- To be done -
Your task is to transcribe the data in full.

--- START OF Data provided ---

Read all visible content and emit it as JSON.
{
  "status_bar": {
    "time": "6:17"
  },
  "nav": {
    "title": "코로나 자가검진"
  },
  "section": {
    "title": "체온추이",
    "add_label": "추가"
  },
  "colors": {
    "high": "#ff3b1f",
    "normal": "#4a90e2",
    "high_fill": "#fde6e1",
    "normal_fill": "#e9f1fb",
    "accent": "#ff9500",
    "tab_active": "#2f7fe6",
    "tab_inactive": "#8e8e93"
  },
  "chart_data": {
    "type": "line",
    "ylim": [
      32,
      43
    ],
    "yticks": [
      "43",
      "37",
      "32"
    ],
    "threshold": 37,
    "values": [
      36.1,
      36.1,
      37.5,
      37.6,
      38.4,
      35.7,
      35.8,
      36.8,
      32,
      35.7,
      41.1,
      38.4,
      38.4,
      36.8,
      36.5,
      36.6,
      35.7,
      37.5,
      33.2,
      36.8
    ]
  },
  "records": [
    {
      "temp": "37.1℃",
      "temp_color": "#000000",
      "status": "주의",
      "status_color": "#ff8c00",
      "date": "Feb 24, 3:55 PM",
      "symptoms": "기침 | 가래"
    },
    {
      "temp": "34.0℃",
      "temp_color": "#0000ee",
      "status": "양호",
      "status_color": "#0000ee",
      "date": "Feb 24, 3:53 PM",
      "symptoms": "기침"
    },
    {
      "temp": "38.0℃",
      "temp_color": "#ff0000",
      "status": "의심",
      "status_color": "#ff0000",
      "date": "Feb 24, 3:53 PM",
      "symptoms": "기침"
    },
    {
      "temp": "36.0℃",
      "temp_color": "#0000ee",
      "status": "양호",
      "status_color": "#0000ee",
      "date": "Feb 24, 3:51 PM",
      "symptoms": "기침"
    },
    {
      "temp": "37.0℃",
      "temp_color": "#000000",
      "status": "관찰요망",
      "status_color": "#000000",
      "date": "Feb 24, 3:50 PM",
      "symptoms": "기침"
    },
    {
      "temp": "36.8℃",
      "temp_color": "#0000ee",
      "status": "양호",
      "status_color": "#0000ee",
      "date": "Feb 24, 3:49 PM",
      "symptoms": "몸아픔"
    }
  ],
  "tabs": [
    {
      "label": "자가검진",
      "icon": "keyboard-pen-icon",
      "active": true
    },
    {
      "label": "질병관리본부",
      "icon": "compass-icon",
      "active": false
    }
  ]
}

--- END OF Data provided ---

- In response -
Read all visible content and emit it as JSON.
{
  "status_bar": {
    "time": "6:17"
  },
  "nav": {
    "title": "코로나 자가검진"
  },
  "section": {
    "title": "체온추이",
    "add_label": "추가"
  },
  "colors": {
    "high": "#ff3b1f",
    "normal": "#4a90e2",
    "high_fill": "#fde6e1",
    "normal_fill": "#e9f1fb",
    "accent": "#ff9500",
    "tab_active": "#2f7fe6",
    "tab_inactive": "#8e8e93"
  },
  "chart_data": {
    "type": "line",
    "ylim": [
      32,
      43
    ],
    "yticks": [
      "43",
      "37",
      "32"
    ],
    "threshold": 37,
    "values": [
      36.1,
      36.1,
      37.5,
      37.6,
      38.4,
      35.7,
      35.8,
      36.8,
      32,
      35.7,
      41.1,
      38.4,
      38.4,
      36.8,
      36.5,
      36.6,
      35.7,
      37.5,
      33.2,
      36.8
    ]
  },
  "records": [
    {
      "temp": "37.1℃",
      "temp_color": "#000000",
      "status": "주의",
      "status_color": "#ff8c00",
      "date": "Feb 24, 3:55 PM",
      "symptoms": "기침 | 가래"
    },
    {
      "temp": "34.0℃",
      "temp_color": "#0000ee",
      "status": "양호",
      "status_color": "#0000ee",
      "date": "Feb 24, 3:53 PM",
      "symptoms": "기침"
    },
    {
      "temp": "38.0℃",
      "temp_color": "#ff0000",
      "status": "의심",
      "status_color": "#ff0000",
      "date": "Feb 24, 3:53 PM",
      "symptoms": "기침"
    },
    {
      "temp": "36.0℃",
      "temp_color": "#0000ee",
      "status": "양호",
      "status_color": "#0000ee",
      "date": "Feb 24, 3:51 PM",
      "symptoms": "기침"
    },
    {
      "temp": "37.0℃",
      "temp_color": "#000000",
      "status": "관찰요망",
      "status_color": "#000000",
      "date": "Feb 24, 3:50 PM",
      "symptoms": "기침"
    },
    {
      "temp": "36.8℃",
      "temp_color": "#0000ee",
      "status": "양호",
      "status_color": "#0000ee",
      "date": "Feb 24, 3:49 PM",
      "symptoms": "몸아픔"
    }
  ],
  "tabs": [
    {
      "label": "자가검진",
      "icon": "keyboard-pen-icon",
      "active": true
    },
    {
      "label": "질병관리본부",
      "icon": "compass-icon",
      "active": false
    }
  ]
}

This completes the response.